**** Input

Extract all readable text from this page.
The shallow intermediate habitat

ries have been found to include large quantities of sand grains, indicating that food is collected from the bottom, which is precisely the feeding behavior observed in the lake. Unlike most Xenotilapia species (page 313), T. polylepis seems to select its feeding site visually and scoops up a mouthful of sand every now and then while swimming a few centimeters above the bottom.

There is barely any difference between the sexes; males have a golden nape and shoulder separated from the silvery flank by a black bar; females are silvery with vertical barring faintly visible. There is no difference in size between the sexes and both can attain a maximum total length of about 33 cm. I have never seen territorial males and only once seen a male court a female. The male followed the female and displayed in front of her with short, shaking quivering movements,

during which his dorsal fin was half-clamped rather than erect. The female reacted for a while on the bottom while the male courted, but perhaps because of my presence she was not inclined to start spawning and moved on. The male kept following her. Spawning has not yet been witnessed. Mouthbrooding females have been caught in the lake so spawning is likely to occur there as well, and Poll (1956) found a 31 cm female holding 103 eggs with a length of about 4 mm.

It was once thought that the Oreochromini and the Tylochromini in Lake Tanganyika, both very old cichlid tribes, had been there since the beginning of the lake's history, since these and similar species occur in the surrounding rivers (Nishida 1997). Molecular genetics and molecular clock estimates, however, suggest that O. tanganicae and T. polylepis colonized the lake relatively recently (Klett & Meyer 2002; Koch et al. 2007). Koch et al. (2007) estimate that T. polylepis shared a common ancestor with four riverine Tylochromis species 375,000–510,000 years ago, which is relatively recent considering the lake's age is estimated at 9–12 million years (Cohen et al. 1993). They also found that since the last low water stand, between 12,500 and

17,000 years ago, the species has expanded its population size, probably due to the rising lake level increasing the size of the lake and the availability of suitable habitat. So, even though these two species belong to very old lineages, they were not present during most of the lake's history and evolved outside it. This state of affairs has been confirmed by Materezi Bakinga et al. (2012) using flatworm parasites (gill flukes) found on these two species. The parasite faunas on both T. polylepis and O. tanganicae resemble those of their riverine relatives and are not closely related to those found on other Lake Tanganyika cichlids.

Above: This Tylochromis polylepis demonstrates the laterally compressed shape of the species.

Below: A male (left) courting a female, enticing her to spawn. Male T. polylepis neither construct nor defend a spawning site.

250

********

◆ **What is needed**: Scan the entries above and work out how many lines include the word "habitat"; the reply is that number alone.

◆ **Reply**: 2